Your goal: Send back all the data below, exactly as given.

Supplied material:
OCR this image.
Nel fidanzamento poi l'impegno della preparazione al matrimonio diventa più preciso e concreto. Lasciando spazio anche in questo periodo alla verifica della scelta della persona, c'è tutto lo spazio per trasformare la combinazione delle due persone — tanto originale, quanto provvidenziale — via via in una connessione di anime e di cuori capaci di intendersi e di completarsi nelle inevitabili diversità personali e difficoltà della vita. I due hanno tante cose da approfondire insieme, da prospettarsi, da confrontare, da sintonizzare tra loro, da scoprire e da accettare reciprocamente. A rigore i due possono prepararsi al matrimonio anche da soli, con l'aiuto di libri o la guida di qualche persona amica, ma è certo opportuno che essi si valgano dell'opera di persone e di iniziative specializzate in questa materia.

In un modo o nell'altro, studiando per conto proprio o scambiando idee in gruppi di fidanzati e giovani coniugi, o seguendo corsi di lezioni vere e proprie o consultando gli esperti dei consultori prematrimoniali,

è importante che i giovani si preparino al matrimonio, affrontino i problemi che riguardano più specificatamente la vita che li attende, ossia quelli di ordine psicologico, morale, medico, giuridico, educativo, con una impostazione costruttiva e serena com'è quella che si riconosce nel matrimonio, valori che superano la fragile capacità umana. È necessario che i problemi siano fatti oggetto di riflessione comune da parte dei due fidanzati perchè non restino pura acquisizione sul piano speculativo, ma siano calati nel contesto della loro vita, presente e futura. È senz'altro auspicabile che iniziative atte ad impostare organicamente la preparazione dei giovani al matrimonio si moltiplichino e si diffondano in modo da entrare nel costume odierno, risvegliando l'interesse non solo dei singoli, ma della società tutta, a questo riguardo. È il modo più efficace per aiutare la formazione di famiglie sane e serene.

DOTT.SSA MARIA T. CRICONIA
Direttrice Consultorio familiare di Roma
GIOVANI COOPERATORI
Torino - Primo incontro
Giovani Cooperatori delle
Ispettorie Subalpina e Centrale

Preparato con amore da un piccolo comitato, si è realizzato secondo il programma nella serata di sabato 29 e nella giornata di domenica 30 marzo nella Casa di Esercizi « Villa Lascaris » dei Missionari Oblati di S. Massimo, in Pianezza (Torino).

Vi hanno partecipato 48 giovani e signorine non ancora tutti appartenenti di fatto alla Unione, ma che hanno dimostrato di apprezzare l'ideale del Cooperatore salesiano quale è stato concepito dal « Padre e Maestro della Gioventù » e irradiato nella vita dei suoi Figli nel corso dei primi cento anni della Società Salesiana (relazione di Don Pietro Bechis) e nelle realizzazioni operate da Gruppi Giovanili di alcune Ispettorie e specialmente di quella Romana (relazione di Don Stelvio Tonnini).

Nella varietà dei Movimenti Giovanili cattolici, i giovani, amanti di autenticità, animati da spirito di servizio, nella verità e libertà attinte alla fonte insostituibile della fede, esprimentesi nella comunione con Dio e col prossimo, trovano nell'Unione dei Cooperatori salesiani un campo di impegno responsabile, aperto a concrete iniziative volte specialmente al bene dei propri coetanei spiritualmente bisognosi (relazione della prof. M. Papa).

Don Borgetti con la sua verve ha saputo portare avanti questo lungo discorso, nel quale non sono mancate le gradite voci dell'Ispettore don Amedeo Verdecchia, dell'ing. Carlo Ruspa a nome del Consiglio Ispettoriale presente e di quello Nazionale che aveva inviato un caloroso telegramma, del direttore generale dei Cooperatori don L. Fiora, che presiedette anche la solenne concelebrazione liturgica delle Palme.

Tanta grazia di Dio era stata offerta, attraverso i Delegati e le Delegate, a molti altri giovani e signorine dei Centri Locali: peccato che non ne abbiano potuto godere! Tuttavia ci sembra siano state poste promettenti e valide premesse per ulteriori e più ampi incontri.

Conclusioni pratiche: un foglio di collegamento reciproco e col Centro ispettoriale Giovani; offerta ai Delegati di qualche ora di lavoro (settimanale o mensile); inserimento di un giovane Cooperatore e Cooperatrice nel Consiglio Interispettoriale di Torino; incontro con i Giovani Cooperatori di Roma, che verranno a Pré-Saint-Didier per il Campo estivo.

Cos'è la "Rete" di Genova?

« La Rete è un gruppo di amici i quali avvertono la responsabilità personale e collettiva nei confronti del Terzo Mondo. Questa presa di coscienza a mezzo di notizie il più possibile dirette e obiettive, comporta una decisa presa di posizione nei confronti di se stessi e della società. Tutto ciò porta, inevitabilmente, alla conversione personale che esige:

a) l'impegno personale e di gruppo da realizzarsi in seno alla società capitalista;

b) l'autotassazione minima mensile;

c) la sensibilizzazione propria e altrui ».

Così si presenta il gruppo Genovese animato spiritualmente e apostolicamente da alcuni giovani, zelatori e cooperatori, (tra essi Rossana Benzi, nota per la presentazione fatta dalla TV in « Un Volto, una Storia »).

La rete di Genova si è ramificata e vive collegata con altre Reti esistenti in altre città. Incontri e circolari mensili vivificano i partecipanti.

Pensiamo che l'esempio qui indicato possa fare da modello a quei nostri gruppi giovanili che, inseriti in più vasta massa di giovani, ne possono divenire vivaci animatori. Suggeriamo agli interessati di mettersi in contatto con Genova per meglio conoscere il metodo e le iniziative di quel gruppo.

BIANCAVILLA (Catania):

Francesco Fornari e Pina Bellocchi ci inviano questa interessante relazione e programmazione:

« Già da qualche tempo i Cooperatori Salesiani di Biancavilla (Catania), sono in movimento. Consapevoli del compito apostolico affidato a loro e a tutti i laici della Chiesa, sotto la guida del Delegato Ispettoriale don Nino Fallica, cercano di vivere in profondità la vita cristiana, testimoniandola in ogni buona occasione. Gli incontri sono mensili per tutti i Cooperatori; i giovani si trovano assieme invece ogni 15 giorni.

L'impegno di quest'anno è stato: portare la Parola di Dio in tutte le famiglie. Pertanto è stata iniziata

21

Full response:
OCR this image.
Nel fidanzamento poi l'impegno della preparazione al matrimonio diventa più preciso e concreto. Lasciando spazio anche in questo periodo alla verifica della scelta della persona, c'è tutto lo spazio per trasformare la combinazione delle due persone — tanto originale, quanto provvidenziale — via via in una connessione di anime e di cuori capaci di intendersi e di completarsi nelle inevitabili diversità personali e difficoltà della vita. I due hanno tante cose da approfondire insieme, da prospettarsi, da confrontare, da sintonizzare tra loro, da scoprire e da accettare reciprocamente. A rigore i due possono prepararsi al matrimonio anche da soli, con l'aiuto di libri o la guida di qualche persona amica, ma è certo opportuno che essi si valgano dell'opera di persone e di iniziative specializzate in questa materia.

In un modo o nell'altro, studiando per conto proprio o scambiando idee in gruppi di fidanzati e giovani coniugi, o seguendo corsi di lezioni vere e proprie o consultando gli esperti dei consultori prematrimoniali,

è importante che i giovani si preparino al matrimonio, affrontino i problemi che riguardano più specificatamente la vita che li attende, ossia quelli di ordine psicologico, morale, medico, giuridico, educativo, con una impostazione costruttiva e serena com'è quella che si riconosce nel matrimonio, valori che superano la fragile capacità umana. È necessario che i problemi siano fatti oggetto di riflessione comune da parte dei due fidanzati perchè non restino pura acquisizione sul piano speculativo, ma siano calati nel contesto della loro vita, presente e futura. È senz'altro auspicabile che iniziative atte ad impostare organicamente la preparazione dei giovani al matrimonio si moltiplichino e si diffondano in modo da entrare nel costume odierno, risvegliando l'interesse non solo dei singoli, ma della società tutta, a questo riguardo. È il modo più efficace per aiutare la formazione di famiglie sane e serene.

DOTT.SSA MARIA T. CRICONIA
Direttrice Consultorio familiare di Roma
GIOVANI COOPERATORI
Torino - Primo incontro
Giovani Cooperatori delle
Ispettorie Subalpina e Centrale

Preparato con amore da un piccolo comitato, si è realizzato secondo il programma nella serata di sabato 29 e nella giornata di domenica 30 marzo nella Casa di Esercizi « Villa Lascaris » dei Missionari Oblati di S. Massimo, in Pianezza (Torino).

Vi hanno partecipato 48 giovani e signorine non ancora tutti appartenenti di fatto alla Unione, ma che hanno dimostrato di apprezzare l'ideale del Cooperatore salesiano quale è stato concepito dal « Padre e Maestro della Gioventù » e irradiato nella vita dei suoi Figli nel corso dei primi cento anni della Società Salesiana (relazione di Don Pietro Bechis) e nelle realizzazioni operate da Gruppi Giovanili di alcune Ispettorie e specialmente di quella Romana (relazione di Don Stelvio Tonnini).

Nella varietà dei Movimenti Giovanili cattolici, i giovani, amanti di autenticità, animati da spirito di servizio, nella verità e libertà attinte alla fonte insostituibile della fede, esprimentesi nella comunione con Dio e col prossimo, trovano nell'Unione dei Cooperatori salesiani un campo di impegno responsabile, aperto a concrete iniziative volte specialmente al bene dei propri coetanei spiritualmente bisognosi (relazione della prof. M. Papa).

Don Borgetti con la sua verve ha saputo portare avanti questo lungo discorso, nel quale non sono mancate le gradite voci dell'Ispettore don Amedeo Verdecchia, dell'ing. Carlo Ruspa a nome del Consiglio Ispettoriale presente e di quello Nazionale che aveva inviato un caloroso telegramma, del direttore generale dei Cooperatori don L. Fiora, che presiedette anche la solenne concelebrazione liturgica delle Palme.

Tanta grazia di Dio era stata offerta, attraverso i Delegati e le Delegate, a molti altri giovani e signorine dei Centri Locali: peccato che non ne abbiano potuto godere! Tuttavia ci sembra siano state poste promettenti e valide premesse per ulteriori e più ampi incontri.

Conclusioni pratiche: un foglio di collegamento reciproco e col Centro ispettoriale Giovani; offerta ai Delegati di qualche ora di lavoro (settimanale o mensile); inserimento di un giovane Cooperatore e Cooperatrice nel Consiglio Interispettoriale di Torino; incontro con i Giovani Cooperatori di Roma, che verranno a Pré-Saint-Didier per il Campo estivo.

Cos'è la "Rete" di Genova?

« La Rete è un gruppo di amici i quali avvertono la responsabilità personale e collettiva nei confronti del Terzo Mondo. Questa presa di coscienza a mezzo di notizie il più possibile dirette e obiettive, comporta una decisa presa di posizione nei confronti di se stessi e della società. Tutto ciò porta, inevitabilmente, alla conversione personale che esige:

a) l'impegno personale e di gruppo da realizzarsi in seno alla società capitalista;

b) l'autotassazione minima mensile;

c) la sensibilizzazione propria e altrui ».

Così si presenta il gruppo Genovese animato spiritualmente e apostolicamente da alcuni giovani, zelatori e cooperatori, (tra essi Rossana Benzi, nota per la presentazione fatta dalla TV in « Un Volto, una Storia »).

La rete di Genova si è ramificata e vive collegata con altre Reti esistenti in altre città. Incontri e circolari mensili vivificano i partecipanti.

Pensiamo che l'esempio qui indicato possa fare da modello a quei nostri gruppi giovanili che, inseriti in più vasta massa di giovani, ne possono divenire vivaci animatori. Suggeriamo agli interessati di mettersi in contatto con Genova per meglio conoscere il metodo e le iniziative di quel gruppo.

BIANCAVILLA (Catania):

Francesco Fornari e Pina Bellocchi ci inviano questa interessante relazione e programmazione:

« Già da qualche tempo i Cooperatori Salesiani di Biancavilla (Catania), sono in movimento. Consapevoli del compito apostolico affidato a loro e a tutti i laici della Chiesa, sotto la guida del Delegato Ispettoriale don Nino Fallica, cercano di vivere in profondità la vita cristiana, testimoniandola in ogni buona occasione. Gli incontri sono mensili per tutti i Cooperatori; i giovani si trovano assieme invece ogni 15 giorni.

L'impegno di quest'anno è stato: portare la Parola di Dio in tutte le famiglie. Pertanto è stata iniziata

21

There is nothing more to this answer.